> Aufgabe A: Gib aus dem Textauszug zum BGH-Beschluss die Passage von „Ich beginne mit“ bis „Nachprüfung nicht stand.“ erneut wieder und ersetze darin „Einfuhr“ durch „Ausfuhr“.
> Aufgabe B: Knüpfe an das Ende des Textauszugs zum BGH-Beschluss an und schreibe ihn weiter.

> Textauszug:
= = = = =

Ich beginne mit dem BGH, Beschl. v. 30.06.2022 – 1 StR 185/22. Das LG hat den Angeklagten wegen mehrerer BtM-Delikte, u.a. wegen Einfuhr von Betäubungsmitteln in nicht geringer Menge, zu einer Gesamtfreiheitsstrafe von sechs Jahren und sechs Monaten verurteilt. Die Revision hatte hinsichtlich des Strafausspruchs Erfolg:

„a) Der Strafausspruch hält der auf die Sachrüge veranlassten Nachprüfung nicht stand.

= = = = =

> Bereitgestellte Angaben:

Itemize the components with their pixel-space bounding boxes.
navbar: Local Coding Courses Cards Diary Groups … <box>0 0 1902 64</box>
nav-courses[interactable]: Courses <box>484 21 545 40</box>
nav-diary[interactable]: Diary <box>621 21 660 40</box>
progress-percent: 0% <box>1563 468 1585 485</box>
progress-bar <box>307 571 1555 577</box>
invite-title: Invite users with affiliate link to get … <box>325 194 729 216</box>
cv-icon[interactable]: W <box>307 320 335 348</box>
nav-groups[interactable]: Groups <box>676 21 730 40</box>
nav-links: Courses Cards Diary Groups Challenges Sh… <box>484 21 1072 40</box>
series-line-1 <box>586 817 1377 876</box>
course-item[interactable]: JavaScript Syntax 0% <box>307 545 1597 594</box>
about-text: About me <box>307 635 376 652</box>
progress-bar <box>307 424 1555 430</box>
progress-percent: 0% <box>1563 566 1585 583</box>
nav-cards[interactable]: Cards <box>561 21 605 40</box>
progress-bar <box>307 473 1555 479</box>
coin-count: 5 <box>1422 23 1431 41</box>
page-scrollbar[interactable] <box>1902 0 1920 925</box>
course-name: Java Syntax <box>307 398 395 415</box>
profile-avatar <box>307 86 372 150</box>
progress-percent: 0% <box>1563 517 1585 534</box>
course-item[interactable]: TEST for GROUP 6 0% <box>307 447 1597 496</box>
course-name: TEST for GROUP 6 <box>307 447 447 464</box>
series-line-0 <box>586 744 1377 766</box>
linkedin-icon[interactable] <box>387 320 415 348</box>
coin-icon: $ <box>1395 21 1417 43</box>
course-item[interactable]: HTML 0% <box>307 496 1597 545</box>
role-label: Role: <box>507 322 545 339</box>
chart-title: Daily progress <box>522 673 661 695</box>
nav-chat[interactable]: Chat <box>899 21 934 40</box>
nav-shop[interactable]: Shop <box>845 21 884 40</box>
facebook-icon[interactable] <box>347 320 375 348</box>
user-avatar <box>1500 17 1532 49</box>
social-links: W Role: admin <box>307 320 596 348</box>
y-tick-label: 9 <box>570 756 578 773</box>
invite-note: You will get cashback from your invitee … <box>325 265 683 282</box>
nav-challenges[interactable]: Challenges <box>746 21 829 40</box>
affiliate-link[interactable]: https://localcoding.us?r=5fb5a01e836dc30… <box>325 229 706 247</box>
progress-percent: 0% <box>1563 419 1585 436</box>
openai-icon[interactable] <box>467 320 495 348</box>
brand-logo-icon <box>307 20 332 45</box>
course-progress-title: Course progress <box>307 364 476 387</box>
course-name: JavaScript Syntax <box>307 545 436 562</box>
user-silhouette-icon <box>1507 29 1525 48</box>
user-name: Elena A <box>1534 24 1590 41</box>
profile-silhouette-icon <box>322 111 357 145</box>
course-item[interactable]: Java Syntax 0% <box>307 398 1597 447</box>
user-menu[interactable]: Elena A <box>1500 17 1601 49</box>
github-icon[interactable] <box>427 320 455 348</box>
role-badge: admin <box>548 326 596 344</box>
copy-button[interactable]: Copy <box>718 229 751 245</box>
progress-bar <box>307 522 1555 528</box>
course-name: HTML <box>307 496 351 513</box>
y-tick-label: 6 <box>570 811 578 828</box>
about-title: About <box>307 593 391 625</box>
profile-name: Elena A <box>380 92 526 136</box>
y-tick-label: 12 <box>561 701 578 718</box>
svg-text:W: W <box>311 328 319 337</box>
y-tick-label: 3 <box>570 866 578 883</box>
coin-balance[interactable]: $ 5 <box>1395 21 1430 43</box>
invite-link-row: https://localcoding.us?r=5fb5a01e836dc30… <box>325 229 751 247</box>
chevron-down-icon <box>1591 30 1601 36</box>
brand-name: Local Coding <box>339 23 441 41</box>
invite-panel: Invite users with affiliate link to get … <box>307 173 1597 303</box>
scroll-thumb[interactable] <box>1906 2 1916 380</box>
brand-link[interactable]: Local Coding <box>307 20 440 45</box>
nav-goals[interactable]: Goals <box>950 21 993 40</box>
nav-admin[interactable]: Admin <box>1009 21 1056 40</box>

= = = = =

> Endergebnis A:
Ich beginne mit dem BGH, Beschl. v. 30.06.2022 – 1 StR 185/22. Das LG hat den Angeklagten wegen mehrerer BtM-Delikte, u.a. wegen Ausfuhr von Betäubungsmitteln in nicht geringer Menge, zu einer Gesamtfreiheitsstrafe von sechs Jahren und sechs Monaten verurteilt. Die Revision hatte hinsichtlich des Strafausspruchs Erfolg:

„a) Der Strafausspruch hält der auf die Sachrüge veranlassten Nachprüfung nicht stand.

> Endergebnis B:
Die Strafzumessung erweist sich als lückenhaft, weil das Landgericht bei der Bemessung der Einzelstrafen nicht erkennbar berücksichtigt hat, dass der zur Tatzeit etwa 60jährige Angeklagte nicht vorbestraft ist. Dies ist indes ein gewichtiger Strafzumessungsgrund (§ 267 Abs. 3 Satz 1 StPO), dessen Berücksichtigung es regelmäßig bedarf (st. Rspr.; vgl. nur BGH, Beschlüsse vom 23. März 2022 – 6 StR 61/22 Rn. 2; vom 27. Oktober 2020 – 1 StR 148/20 Rn. 9 und vom 29. September 2016 – 2 StR 63/16 Rn. 15). Der Umstand, dass beim ebenfalls nicht mehr ganz jungen Mitangeklagten ausdrücklich in der ihn betreffenden Strafzumessung genannt wurde, nicht vorbestraft zu sein, beim Angeklagten aber nicht, gibt besonderen Anlass zur Besorgnis, dass dem Landgericht dieser Strafzumessungsgesichtspunkt bei der Bemessung der Einzelstrafen aus dem Blick geraten ist.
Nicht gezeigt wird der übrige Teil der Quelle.